◆ **GOAL OF THE EXERCISE**
Copy every line of the data that includes the string "Metrics".

◆ **INFORMATION SUPPLIED**

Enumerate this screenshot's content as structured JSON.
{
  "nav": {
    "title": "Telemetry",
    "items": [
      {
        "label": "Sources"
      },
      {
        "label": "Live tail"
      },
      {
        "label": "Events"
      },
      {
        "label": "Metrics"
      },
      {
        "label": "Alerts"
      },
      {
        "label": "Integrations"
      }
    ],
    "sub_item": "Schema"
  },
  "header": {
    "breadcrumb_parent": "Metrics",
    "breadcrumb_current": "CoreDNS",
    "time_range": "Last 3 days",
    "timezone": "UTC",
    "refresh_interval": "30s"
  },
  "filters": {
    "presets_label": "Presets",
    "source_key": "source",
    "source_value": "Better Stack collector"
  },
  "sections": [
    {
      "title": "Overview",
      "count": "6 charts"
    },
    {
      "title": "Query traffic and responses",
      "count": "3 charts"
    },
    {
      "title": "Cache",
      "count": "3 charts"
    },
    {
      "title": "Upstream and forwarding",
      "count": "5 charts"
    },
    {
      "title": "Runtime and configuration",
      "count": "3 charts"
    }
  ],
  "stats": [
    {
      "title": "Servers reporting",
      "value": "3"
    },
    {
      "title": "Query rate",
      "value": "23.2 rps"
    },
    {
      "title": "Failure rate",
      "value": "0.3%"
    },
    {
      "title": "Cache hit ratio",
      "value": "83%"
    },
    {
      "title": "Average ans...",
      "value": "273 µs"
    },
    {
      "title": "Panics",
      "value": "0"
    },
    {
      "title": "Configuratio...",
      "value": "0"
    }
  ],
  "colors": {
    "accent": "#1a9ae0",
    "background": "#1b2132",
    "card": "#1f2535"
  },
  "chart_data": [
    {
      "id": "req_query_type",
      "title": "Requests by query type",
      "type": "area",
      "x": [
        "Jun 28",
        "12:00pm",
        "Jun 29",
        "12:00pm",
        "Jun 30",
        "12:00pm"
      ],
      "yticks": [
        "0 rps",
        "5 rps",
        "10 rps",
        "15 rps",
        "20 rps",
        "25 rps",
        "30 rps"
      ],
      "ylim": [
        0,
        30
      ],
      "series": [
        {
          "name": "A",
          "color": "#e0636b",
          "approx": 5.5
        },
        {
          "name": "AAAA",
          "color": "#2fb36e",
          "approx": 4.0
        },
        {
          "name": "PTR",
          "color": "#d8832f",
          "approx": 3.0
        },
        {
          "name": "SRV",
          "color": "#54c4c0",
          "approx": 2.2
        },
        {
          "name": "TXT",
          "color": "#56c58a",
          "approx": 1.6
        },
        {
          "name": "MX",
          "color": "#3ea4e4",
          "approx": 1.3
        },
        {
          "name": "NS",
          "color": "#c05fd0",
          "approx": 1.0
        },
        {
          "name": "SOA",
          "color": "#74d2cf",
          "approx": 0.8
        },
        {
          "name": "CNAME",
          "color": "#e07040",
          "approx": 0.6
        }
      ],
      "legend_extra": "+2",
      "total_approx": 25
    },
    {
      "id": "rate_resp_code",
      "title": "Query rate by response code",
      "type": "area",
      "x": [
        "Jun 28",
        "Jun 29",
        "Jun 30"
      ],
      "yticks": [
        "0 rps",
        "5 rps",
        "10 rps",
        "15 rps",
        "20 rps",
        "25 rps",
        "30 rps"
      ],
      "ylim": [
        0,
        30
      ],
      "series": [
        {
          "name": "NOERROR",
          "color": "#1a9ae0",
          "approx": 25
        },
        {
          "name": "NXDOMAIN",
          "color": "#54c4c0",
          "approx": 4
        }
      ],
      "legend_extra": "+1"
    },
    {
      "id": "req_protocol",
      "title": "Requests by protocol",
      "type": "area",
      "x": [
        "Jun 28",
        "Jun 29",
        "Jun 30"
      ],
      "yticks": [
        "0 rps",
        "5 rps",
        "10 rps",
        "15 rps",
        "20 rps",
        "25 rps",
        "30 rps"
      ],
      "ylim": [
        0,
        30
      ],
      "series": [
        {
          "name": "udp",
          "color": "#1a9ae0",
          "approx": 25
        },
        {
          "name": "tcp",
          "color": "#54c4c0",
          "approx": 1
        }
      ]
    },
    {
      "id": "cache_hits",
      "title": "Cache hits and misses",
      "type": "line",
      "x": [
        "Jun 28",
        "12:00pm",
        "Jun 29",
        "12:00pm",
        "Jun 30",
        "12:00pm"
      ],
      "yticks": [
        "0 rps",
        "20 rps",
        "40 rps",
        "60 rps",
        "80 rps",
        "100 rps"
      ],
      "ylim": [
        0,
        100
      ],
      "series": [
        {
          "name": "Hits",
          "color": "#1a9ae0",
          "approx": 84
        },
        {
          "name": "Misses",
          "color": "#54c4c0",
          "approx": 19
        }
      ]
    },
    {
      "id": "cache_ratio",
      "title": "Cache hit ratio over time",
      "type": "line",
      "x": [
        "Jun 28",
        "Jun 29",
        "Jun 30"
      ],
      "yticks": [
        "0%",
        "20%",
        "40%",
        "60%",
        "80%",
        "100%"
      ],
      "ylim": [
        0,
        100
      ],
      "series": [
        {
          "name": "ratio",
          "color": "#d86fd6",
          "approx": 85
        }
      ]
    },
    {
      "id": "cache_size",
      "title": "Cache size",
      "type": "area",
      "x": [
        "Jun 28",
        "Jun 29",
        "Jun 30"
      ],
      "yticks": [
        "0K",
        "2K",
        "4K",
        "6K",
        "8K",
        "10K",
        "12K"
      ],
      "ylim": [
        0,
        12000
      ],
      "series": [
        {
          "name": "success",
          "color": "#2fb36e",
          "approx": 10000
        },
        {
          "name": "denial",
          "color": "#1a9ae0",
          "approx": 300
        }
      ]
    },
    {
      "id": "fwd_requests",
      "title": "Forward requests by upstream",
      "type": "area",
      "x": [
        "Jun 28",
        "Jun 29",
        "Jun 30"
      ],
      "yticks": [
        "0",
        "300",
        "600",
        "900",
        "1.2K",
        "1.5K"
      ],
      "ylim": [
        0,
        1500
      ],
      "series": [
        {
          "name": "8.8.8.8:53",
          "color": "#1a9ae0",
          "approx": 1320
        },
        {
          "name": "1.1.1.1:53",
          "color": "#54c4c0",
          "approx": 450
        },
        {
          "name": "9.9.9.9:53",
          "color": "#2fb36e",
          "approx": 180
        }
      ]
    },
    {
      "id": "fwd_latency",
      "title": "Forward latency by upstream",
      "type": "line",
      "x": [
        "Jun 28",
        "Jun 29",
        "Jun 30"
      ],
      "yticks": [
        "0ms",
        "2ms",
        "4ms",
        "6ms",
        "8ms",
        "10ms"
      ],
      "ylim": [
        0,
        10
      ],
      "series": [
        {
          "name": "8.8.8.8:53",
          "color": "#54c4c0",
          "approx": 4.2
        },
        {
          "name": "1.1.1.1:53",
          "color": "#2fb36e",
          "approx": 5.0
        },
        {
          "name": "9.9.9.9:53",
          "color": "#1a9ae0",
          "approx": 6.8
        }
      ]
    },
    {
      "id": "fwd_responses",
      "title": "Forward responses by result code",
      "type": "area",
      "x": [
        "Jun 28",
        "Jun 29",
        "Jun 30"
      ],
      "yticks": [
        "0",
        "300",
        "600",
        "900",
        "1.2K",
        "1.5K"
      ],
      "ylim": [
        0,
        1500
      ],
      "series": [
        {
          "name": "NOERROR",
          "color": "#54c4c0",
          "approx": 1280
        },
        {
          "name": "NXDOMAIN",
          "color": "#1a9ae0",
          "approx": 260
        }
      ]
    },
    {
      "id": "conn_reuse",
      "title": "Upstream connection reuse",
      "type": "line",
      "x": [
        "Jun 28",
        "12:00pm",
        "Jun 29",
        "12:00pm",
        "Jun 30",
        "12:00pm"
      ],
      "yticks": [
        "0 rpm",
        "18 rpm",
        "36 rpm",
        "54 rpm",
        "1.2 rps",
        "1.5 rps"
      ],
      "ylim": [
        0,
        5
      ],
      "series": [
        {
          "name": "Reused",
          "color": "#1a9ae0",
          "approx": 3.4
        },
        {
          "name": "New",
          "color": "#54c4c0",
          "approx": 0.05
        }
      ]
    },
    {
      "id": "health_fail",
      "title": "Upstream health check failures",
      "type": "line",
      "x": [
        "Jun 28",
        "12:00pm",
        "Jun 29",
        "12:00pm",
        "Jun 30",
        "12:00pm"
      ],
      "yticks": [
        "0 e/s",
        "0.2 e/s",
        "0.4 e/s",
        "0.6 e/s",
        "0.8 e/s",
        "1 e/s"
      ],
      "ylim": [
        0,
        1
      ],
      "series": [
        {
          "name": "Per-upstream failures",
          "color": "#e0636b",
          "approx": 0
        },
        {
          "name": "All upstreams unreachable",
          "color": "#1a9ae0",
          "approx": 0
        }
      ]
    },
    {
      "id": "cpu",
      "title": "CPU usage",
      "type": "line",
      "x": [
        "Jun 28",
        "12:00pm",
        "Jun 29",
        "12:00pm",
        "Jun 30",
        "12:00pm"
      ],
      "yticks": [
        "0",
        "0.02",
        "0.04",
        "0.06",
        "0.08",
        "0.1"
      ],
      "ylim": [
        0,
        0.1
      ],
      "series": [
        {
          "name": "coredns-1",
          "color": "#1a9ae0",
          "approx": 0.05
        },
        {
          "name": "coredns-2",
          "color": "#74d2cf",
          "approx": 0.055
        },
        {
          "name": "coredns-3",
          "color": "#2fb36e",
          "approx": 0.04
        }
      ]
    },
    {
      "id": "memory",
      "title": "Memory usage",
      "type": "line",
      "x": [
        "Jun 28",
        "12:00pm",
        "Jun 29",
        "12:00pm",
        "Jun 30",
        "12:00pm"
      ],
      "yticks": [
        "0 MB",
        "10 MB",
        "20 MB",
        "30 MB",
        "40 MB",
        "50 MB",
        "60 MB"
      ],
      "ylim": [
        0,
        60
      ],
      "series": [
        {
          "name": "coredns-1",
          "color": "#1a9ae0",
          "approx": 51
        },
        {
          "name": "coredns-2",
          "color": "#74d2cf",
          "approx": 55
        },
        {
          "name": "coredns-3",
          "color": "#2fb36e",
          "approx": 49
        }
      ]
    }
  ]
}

◆ **OUTPUT OF THE EXERCISE**
        "label": "Metrics"
    "breadcrumb_parent": "Metrics",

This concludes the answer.